Aim of the exercise - Return each line of the entries that holds the string "mediakälla".
========================
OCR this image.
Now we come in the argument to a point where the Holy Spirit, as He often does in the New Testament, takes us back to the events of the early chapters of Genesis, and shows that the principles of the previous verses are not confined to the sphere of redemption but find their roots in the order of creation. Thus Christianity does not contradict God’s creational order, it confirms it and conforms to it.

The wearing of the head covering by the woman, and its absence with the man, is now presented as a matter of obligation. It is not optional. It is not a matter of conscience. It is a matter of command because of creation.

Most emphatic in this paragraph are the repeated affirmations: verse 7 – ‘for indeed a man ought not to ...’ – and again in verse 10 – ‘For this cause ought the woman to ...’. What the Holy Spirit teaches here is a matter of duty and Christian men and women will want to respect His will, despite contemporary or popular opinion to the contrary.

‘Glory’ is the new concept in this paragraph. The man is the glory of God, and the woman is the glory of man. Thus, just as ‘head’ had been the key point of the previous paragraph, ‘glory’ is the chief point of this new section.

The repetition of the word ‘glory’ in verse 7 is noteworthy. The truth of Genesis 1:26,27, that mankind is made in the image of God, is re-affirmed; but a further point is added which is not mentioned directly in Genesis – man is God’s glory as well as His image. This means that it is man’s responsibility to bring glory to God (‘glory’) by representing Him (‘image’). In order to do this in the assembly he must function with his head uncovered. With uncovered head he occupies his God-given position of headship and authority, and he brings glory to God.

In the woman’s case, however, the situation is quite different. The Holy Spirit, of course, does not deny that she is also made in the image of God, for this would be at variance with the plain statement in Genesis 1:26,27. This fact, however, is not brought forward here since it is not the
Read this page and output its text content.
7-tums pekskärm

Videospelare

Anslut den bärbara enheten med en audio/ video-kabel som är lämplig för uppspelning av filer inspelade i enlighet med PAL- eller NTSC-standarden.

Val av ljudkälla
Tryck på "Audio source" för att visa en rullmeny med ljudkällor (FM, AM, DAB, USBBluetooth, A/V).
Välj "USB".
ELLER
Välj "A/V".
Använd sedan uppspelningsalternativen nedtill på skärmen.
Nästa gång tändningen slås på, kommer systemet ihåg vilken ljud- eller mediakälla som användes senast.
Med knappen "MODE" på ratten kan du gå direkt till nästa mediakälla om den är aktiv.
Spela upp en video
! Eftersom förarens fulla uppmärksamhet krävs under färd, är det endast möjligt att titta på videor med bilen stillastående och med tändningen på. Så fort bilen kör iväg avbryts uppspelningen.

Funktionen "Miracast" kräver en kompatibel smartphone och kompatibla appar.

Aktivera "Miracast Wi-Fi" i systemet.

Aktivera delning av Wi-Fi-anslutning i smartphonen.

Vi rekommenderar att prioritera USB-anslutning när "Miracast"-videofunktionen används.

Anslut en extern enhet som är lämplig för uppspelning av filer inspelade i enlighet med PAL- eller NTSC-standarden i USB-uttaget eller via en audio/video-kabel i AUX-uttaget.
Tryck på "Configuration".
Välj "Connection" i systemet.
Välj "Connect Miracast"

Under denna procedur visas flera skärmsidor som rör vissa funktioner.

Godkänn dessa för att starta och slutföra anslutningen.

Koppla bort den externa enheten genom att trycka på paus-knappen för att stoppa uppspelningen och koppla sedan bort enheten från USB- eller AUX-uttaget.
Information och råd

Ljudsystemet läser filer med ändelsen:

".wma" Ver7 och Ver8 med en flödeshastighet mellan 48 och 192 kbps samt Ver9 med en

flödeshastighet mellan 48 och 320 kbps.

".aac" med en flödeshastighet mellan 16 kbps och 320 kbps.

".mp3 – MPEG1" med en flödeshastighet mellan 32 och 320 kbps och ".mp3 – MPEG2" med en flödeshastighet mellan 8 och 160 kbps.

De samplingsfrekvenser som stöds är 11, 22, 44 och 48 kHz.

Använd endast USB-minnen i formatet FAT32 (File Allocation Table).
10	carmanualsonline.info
========================
Answer section -
Nästa gång tändningen slås på, kommer systemet ihåg vilken ljud- eller mediakälla som användes senast.
Med knappen "MODE" på ratten kan du gå direkt till nästa mediakälla om den är aktiv.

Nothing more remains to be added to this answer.